### What is expected
Return the records in full, exactly as given.

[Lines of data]

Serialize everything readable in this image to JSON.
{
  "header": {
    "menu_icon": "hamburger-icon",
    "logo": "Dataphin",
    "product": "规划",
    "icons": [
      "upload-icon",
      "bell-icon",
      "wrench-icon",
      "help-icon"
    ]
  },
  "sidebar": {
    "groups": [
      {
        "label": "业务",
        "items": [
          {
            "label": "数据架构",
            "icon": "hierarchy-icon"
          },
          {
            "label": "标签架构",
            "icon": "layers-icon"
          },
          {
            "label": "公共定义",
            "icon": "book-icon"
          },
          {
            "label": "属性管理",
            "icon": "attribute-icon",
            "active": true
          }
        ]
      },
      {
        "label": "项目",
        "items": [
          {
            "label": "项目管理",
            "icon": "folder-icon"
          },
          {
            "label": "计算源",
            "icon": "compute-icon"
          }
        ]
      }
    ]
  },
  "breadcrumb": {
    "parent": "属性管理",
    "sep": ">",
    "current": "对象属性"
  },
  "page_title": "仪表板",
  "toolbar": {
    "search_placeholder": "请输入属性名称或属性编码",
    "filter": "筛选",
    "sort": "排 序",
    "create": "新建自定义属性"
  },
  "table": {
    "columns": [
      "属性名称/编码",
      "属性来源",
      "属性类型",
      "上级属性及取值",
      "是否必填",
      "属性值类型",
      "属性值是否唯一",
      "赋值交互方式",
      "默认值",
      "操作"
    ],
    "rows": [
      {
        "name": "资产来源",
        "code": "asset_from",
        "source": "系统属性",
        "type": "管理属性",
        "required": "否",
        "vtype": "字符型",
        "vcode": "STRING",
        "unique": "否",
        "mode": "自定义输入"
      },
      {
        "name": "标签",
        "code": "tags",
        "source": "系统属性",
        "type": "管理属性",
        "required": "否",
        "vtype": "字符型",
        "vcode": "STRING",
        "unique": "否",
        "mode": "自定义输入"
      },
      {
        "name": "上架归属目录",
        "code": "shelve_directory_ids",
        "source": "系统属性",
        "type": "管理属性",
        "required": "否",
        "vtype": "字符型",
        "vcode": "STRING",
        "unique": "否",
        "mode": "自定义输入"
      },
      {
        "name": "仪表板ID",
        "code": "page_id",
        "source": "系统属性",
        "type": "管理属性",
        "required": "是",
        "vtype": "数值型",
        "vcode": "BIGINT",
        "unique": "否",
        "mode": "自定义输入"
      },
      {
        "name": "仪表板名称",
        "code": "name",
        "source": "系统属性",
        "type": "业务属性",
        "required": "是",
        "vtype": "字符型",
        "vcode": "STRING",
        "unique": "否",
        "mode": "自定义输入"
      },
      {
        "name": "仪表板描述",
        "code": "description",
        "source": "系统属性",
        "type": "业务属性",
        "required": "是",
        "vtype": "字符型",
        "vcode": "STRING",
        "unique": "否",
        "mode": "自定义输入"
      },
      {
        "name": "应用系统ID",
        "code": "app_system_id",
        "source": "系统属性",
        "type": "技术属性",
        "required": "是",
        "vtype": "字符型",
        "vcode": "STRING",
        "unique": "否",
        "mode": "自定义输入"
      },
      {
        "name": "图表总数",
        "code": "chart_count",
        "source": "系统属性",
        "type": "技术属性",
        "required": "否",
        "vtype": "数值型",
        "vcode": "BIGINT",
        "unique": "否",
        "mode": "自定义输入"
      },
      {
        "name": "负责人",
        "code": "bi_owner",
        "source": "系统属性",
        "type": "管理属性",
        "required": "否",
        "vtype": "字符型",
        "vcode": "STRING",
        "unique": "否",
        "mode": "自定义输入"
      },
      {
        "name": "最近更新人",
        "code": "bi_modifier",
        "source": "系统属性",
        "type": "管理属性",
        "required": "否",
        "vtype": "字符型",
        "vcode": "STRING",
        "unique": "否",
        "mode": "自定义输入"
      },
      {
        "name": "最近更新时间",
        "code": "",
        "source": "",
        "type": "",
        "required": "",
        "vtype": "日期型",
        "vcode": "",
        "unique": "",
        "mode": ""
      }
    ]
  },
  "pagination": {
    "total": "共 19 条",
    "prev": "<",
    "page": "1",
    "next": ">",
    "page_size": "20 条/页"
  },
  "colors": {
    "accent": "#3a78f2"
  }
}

### Response
Serialize everything readable in this image to JSON.
{
  "header": {
    "menu_icon": "hamburger-icon",
    "logo": "Dataphin",
    "product": "规划",
    "icons": [
      "upload-icon",
      "bell-icon",
      "wrench-icon",
      "help-icon"
    ]
  },
  "sidebar": {
    "groups": [
      {
        "label": "业务",
        "items": [
          {
            "label": "数据架构",
            "icon": "hierarchy-icon"
          },
          {
            "label": "标签架构",
            "icon": "layers-icon"
          },
          {
            "label": "公共定义",
            "icon": "book-icon"
          },
          {
            "label": "属性管理",
            "icon": "attribute-icon",
            "active": true
          }
        ]
      },
      {
        "label": "项目",
        "items": [
          {
            "label": "项目管理",
            "icon": "folder-icon"
          },
          {
            "label": "计算源",
            "icon": "compute-icon"
          }
        ]
      }
    ]
  },
  "breadcrumb": {
    "parent": "属性管理",
    "sep": ">",
    "current": "对象属性"
  },
  "page_title": "仪表板",
  "toolbar": {
    "search_placeholder": "请输入属性名称或属性编码",
    "filter": "筛选",
    "sort": "排 序",
    "create": "新建自定义属性"
  },
  "table": {
    "columns": [
      "属性名称/编码",
      "属性来源",
      "属性类型",
      "上级属性及取值",
      "是否必填",
      "属性值类型",
      "属性值是否唯一",
      "赋值交互方式",
      "默认值",
      "操作"
    ],
    "rows": [
      {
        "name": "资产来源",
        "code": "asset_from",
        "source": "系统属性",
        "type": "管理属性",
        "required": "否",
        "vtype": "字符型",
        "vcode": "STRING",
        "unique": "否",
        "mode": "自定义输入"
      },
      {
        "name": "标签",
        "code": "tags",
        "source": "系统属性",
        "type": "管理属性",
        "required": "否",
        "vtype": "字符型",
        "vcode": "STRING",
        "unique": "否",
        "mode": "自定义输入"
      },
      {
        "name": "上架归属目录",
        "code": "shelve_directory_ids",
        "source": "系统属性",
        "type": "管理属性",
        "required": "否",
        "vtype": "字符型",
        "vcode": "STRING",
        "unique": "否",
        "mode": "自定义输入"
      },
      {
        "name": "仪表板ID",
        "code": "page_id",
        "source": "系统属性",
        "type": "管理属性",
        "required": "是",
        "vtype": "数值型",
        "vcode": "BIGINT",
        "unique": "否",
        "mode": "自定义输入"
      },
      {
        "name": "仪表板名称",
        "code": "name",
        "source": "系统属性",
        "type": "业务属性",
        "required": "是",
        "vtype": "字符型",
        "vcode": "STRING",
        "unique": "否",
        "mode": "自定义输入"
      },
      {
        "name": "仪表板描述",
        "code": "description",
        "source": "系统属性",
        "type": "业务属性",
        "required": "是",
        "vtype": "字符型",
        "vcode": "STRING",
        "unique": "否",
        "mode": "自定义输入"
      },
      {
        "name": "应用系统ID",
        "code": "app_system_id",
        "source": "系统属性",
        "type": "技术属性",
        "required": "是",
        "vtype": "字符型",
        "vcode": "STRING",
        "unique": "否",
        "mode": "自定义输入"
      },
      {
        "name": "图表总数",
        "code": "chart_count",
        "source": "系统属性",
        "type": "技术属性",
        "required": "否",
        "vtype": "数值型",
        "vcode": "BIGINT",
        "unique": "否",
        "mode": "自定义输入"
      },
      {
        "name": "负责人",
        "code": "bi_owner",
        "source": "系统属性",
        "type": "管理属性",
        "required": "否",
        "vtype": "字符型",
        "vcode": "STRING",
        "unique": "否",
        "mode": "自定义输入"
      },
      {
        "name": "最近更新人",
        "code": "bi_modifier",
        "source": "系统属性",
        "type": "管理属性",
        "required": "否",
        "vtype": "字符型",
        "vcode": "STRING",
        "unique": "否",
        "mode": "自定义输入"
      },
      {
        "name": "最近更新时间",
        "code": "",
        "source": "",
        "type": "",
        "required": "",
        "vtype": "日期型",
        "vcode": "",
        "unique": "",
        "mode": ""
      }
    ]
  },
  "pagination": {
    "total": "共 19 条",
    "prev": "<",
    "page": "1",
    "next": ">",
    "page_size": "20 条/页"
  },
  "colors": {
    "accent": "#3a78f2"
  }
}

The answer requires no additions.